# OBJECTIVE:
Extract the full set of records, then give each one again exactly.

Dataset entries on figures

########

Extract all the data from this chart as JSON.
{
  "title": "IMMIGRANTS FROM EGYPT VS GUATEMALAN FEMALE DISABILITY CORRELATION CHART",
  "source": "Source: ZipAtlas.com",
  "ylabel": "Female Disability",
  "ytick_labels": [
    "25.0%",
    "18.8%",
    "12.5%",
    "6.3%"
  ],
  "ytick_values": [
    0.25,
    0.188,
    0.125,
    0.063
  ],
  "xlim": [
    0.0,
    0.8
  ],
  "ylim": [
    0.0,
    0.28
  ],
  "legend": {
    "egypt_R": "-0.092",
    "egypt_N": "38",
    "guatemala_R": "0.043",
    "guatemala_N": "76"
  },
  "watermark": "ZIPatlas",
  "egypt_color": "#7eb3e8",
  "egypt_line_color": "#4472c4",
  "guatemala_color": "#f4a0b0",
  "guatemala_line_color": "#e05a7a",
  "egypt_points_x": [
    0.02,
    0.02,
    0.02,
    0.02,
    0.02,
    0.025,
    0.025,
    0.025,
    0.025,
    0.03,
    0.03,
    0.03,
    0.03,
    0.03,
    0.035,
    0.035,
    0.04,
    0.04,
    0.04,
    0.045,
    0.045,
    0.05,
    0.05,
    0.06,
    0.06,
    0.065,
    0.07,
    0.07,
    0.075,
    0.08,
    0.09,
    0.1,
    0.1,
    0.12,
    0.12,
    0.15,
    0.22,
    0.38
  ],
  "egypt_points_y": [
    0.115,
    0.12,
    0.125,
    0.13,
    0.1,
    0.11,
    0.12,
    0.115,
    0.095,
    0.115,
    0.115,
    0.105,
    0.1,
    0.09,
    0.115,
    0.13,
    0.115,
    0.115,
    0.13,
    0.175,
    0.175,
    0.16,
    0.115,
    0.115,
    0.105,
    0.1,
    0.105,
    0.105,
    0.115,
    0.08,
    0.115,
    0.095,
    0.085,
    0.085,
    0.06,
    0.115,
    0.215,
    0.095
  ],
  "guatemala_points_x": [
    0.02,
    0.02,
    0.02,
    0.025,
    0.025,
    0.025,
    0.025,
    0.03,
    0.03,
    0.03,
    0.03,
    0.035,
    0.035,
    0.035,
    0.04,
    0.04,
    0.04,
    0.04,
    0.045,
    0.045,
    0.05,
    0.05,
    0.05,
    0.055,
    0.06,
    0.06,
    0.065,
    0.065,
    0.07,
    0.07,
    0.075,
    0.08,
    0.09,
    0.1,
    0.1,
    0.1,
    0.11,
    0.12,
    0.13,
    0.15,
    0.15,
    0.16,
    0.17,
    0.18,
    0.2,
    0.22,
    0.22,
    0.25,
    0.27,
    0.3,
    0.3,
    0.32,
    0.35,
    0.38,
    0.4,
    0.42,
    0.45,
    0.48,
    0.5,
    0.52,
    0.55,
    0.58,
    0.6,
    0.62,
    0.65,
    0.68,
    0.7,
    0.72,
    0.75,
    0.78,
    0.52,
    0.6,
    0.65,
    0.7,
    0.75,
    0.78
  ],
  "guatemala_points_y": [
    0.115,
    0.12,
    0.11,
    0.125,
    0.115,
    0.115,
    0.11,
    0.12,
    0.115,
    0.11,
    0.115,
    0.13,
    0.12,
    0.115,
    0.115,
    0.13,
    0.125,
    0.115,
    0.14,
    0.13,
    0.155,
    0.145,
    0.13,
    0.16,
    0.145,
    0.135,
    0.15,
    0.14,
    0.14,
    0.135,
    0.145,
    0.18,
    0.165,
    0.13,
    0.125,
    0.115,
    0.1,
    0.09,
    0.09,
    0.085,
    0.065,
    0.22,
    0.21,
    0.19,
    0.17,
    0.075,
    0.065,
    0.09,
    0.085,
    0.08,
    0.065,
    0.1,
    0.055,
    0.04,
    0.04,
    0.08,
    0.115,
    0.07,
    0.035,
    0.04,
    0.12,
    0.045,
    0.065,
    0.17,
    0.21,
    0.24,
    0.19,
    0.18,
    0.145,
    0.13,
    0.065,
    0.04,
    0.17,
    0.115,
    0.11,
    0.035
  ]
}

########

# EXERCISE SOLUTION:
Extract all the data from this chart as JSON.
{
  "title": "IMMIGRANTS FROM EGYPT VS GUATEMALAN FEMALE DISABILITY CORRELATION CHART",
  "source": "Source: ZipAtlas.com",
  "ylabel": "Female Disability",
  "ytick_labels": [
    "25.0%",
    "18.8%",
    "12.5%",
    "6.3%"
  ],
  "ytick_values": [
    0.25,
    0.188,
    0.125,
    0.063
  ],
  "xlim": [
    0.0,
    0.8
  ],
  "ylim": [
    0.0,
    0.28
  ],
  "legend": {
    "egypt_R": "-0.092",
    "egypt_N": "38",
    "guatemala_R": "0.043",
    "guatemala_N": "76"
  },
  "watermark": "ZIPatlas",
  "egypt_color": "#7eb3e8",
  "egypt_line_color": "#4472c4",
  "guatemala_color": "#f4a0b0",
  "guatemala_line_color": "#e05a7a",
  "egypt_points_x": [
    0.02,
    0.02,
    0.02,
    0.02,
    0.02,
    0.025,
    0.025,
    0.025,
    0.025,
    0.03,
    0.03,
    0.03,
    0.03,
    0.03,
    0.035,
    0.035,
    0.04,
    0.04,
    0.04,
    0.045,
    0.045,
    0.05,
    0.05,
    0.06,
    0.06,
    0.065,
    0.07,
    0.07,
    0.075,
    0.08,
    0.09,
    0.1,
    0.1,
    0.12,
    0.12,
    0.15,
    0.22,
    0.38
  ],
  "egypt_points_y": [
    0.115,
    0.12,
    0.125,
    0.13,
    0.1,
    0.11,
    0.12,
    0.115,
    0.095,
    0.115,
    0.115,
    0.105,
    0.1,
    0.09,
    0.115,
    0.13,
    0.115,
    0.115,
    0.13,
    0.175,
    0.175,
    0.16,
    0.115,
    0.115,
    0.105,
    0.1,
    0.105,
    0.105,
    0.115,
    0.08,
    0.115,
    0.095,
    0.085,
    0.085,
    0.06,
    0.115,
    0.215,
    0.095
  ],
  "guatemala_points_x": [
    0.02,
    0.02,
    0.02,
    0.025,
    0.025,
    0.025,
    0.025,
    0.03,
    0.03,
    0.03,
    0.03,
    0.035,
    0.035,
    0.035,
    0.04,
    0.04,
    0.04,
    0.04,
    0.045,
    0.045,
    0.05,
    0.05,
    0.05,
    0.055,
    0.06,
    0.06,
    0.065,
    0.065,
    0.07,
    0.07,
    0.075,
    0.08,
    0.09,
    0.1,
    0.1,
    0.1,
    0.11,
    0.12,
    0.13,
    0.15,
    0.15,
    0.16,
    0.17,
    0.18,
    0.2,
    0.22,
    0.22,
    0.25,
    0.27,
    0.3,
    0.3,
    0.32,
    0.35,
    0.38,
    0.4,
    0.42,
    0.45,
    0.48,
    0.5,
    0.52,
    0.55,
    0.58,
    0.6,
    0.62,
    0.65,
    0.68,
    0.7,
    0.72,
    0.75,
    0.78,
    0.52,
    0.6,
    0.65,
    0.7,
    0.75,
    0.78
  ],
  "guatemala_points_y": [
    0.115,
    0.12,
    0.11,
    0.125,
    0.115,
    0.115,
    0.11,
    0.12,
    0.115,
    0.11,
    0.115,
    0.13,
    0.12,
    0.115,
    0.115,
    0.13,
    0.125,
    0.115,
    0.14,
    0.13,
    0.155,
    0.145,
    0.13,
    0.16,
    0.145,
    0.135,
    0.15,
    0.14,
    0.14,
    0.135,
    0.145,
    0.18,
    0.165,
    0.13,
    0.125,
    0.115,
    0.1,
    0.09,
    0.09,
    0.085,
    0.065,
    0.22,
    0.21,
    0.19,
    0.17,
    0.075,
    0.065,
    0.09,
    0.085,
    0.08,
    0.065,
    0.1,
    0.055,
    0.04,
    0.04,
    0.08,
    0.115,
    0.07,
    0.035,
    0.04,
    0.12,
    0.045,
    0.065,
    0.17,
    0.21,
    0.24,
    0.19,
    0.18,
    0.145,
    0.13,
    0.065,
    0.04,
    0.17,
    0.115,
    0.11,
    0.035
  ]
}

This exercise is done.